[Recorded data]
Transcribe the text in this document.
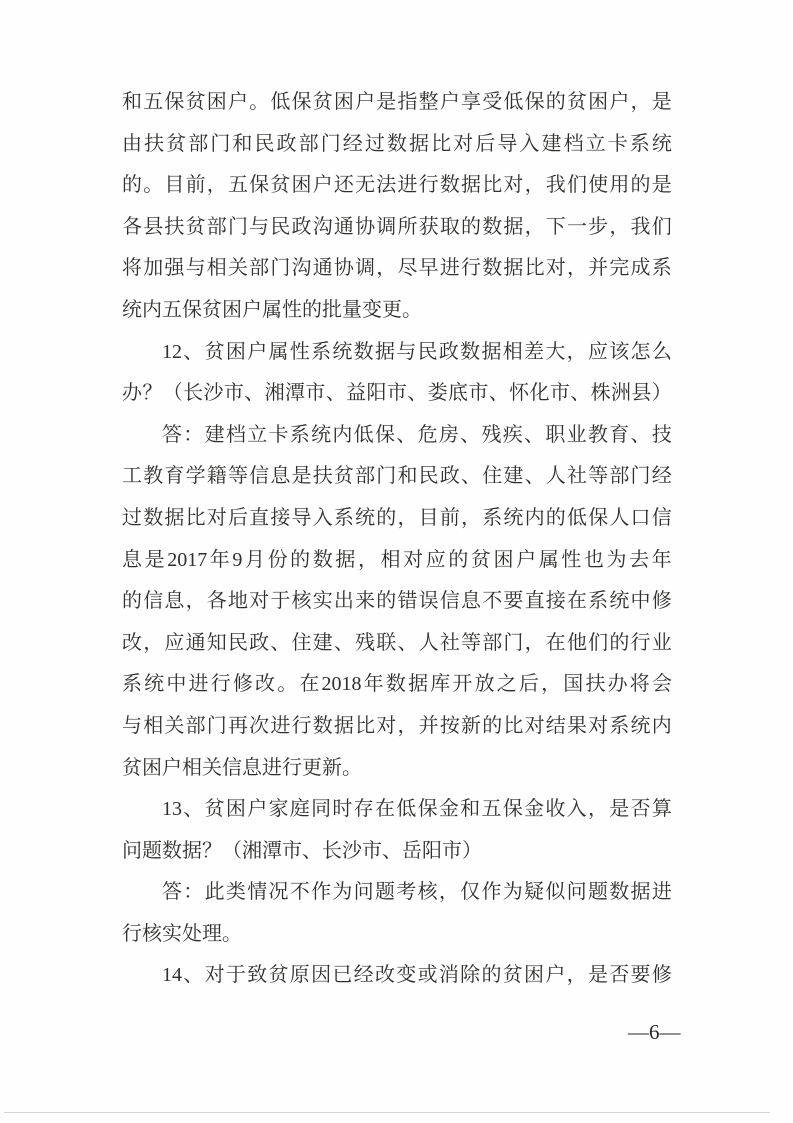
和 五 保 贫 困 户 。 低 保 贫 困 户 是 指 整 户 享 受 低 保 的 贫 困 户 ， 是
由 扶 贫 部 门 和 民 政 部 门 经 过 数 据 比 对 后 导 入 建 档 立 卡 系 统
的 。 目 前 ， 五 保 贫 困 户 还 无 法 进 行 数 据 比 对 ， 我 们 使 用 的 是
各 县 扶 贫 部 门 与 民 政 沟 通 协 调 所 获 取 的 数 据 ， 下 一 步 ， 我 们
将 加 强 与 相 关 部 门 沟 通 协 调 ， 尽 早 进 行 数 据 比 对 ， 并 完 成 系
统内五保贫困户属性的批量变更。
12 、 贫 困 户 属 性 系 统 数 据 与 民 政 数 据 相 差 大 ， 应 该 怎 么
办 ？ （ 长 沙 市 、 湘 潭 市 、 益 阳 市 、 娄 底 市 、 怀 化 市 、 株 洲 县 ）
答 ： 建 档 立 卡 系 统 内 低 保 、 危 房 、 残 疾 、 职 业 教 育 、 技
工 教 育 学 籍 等 信 息 是 扶 贫 部 门 和 民 政 、 住 建 、 人 社 等 部 门 经
过 数 据 比 对 后 直 接 导 入 系 统 的 ， 目 前 ， 系 统 内 的 低 保 人 口 信
息 是 2017 年 9 月 份 的 数 据 ， 相 对 应 的 贫 困 户 属 性 也 为 去 年
的 信 息 ， 各 地 对 于 核 实 出 来 的 错 误 信 息 不 要 直 接 在 系 统 中 修
改 ， 应 通 知 民 政 、 住 建 、 残 联 、 人 社 等 部 门 ， 在 他 们 的 行 业
系 统 中 进 行 修 改 。 在 2018 年 数 据 库 开 放 之 后 ， 国 扶 办 将 会
与 相 关 部 门 再 次 进 行 数 据 比 对 ， 并 按 新 的 比 对 结 果 对 系 统 内
贫困户相关信息进行更新。
13 、 贫 困 户 家 庭 同 时 存 在 低 保 金 和 五 保 金 收 入 ， 是 否 算
问题数据？（湘潭市、长沙市、岳阳市）
答 ： 此 类 情 况 不 作 为 问 题 考 核 ， 仅 作 为 疑 似 问 题 数 据 进
行核实处理。
14 、 对 于 致 贫 原 因 已 经 改 变 或 消 除 的 贫 困 户 ， 是 否 要 修
—6—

Problem to work on
Without the images, write out each line of the data verbatim.

Solution to this exercise
Transcribe the text in this document.
和 五 保 贫 困 户 。 低 保 贫 困 户 是 指 整 户 享 受 低 保 的 贫 困 户 ， 是
由 扶 贫 部 门 和 民 政 部 门 经 过 数 据 比 对 后 导 入 建 档 立 卡 系 统
的 。 目 前 ， 五 保 贫 困 户 还 无 法 进 行 数 据 比 对 ， 我 们 使 用 的 是
各 县 扶 贫 部 门 与 民 政 沟 通 协 调 所 获 取 的 数 据 ， 下 一 步 ， 我 们
将 加 强 与 相 关 部 门 沟 通 协 调 ， 尽 早 进 行 数 据 比 对 ， 并 完 成 系
统内五保贫困户属性的批量变更。
12 、 贫 困 户 属 性 系 统 数 据 与 民 政 数 据 相 差 大 ， 应 该 怎 么
办 ？ （ 长 沙 市 、 湘 潭 市 、 益 阳 市 、 娄 底 市 、 怀 化 市 、 株 洲 县 ）
答 ： 建 档 立 卡 系 统 内 低 保 、 危 房 、 残 疾 、 职 业 教 育 、 技
工 教 育 学 籍 等 信 息 是 扶 贫 部 门 和 民 政 、 住 建 、 人 社 等 部 门 经
过 数 据 比 对 后 直 接 导 入 系 统 的 ， 目 前 ， 系 统 内 的 低 保 人 口 信
息 是 2017 年 9 月 份 的 数 据 ， 相 对 应 的 贫 困 户 属 性 也 为 去 年
的 信 息 ， 各 地 对 于 核 实 出 来 的 错 误 信 息 不 要 直 接 在 系 统 中 修
改 ， 应 通 知 民 政 、 住 建 、 残 联 、 人 社 等 部 门 ， 在 他 们 的 行 业
系 统 中 进 行 修 改 。 在 2018 年 数 据 库 开 放 之 后 ， 国 扶 办 将 会
与 相 关 部 门 再 次 进 行 数 据 比 对 ， 并 按 新 的 比 对 结 果 对 系 统 内
贫困户相关信息进行更新。
13 、 贫 困 户 家 庭 同 时 存 在 低 保 金 和 五 保 金 收 入 ， 是 否 算
问题数据？（湘潭市、长沙市、岳阳市）
答 ： 此 类 情 况 不 作 为 问 题 考 核 ， 仅 作 为 疑 似 问 题 数 据 进
行核实处理。
14 、 对 于 致 贫 原 因 已 经 改 变 或 消 除 的 贫 困 户 ， 是 否 要 修
—6—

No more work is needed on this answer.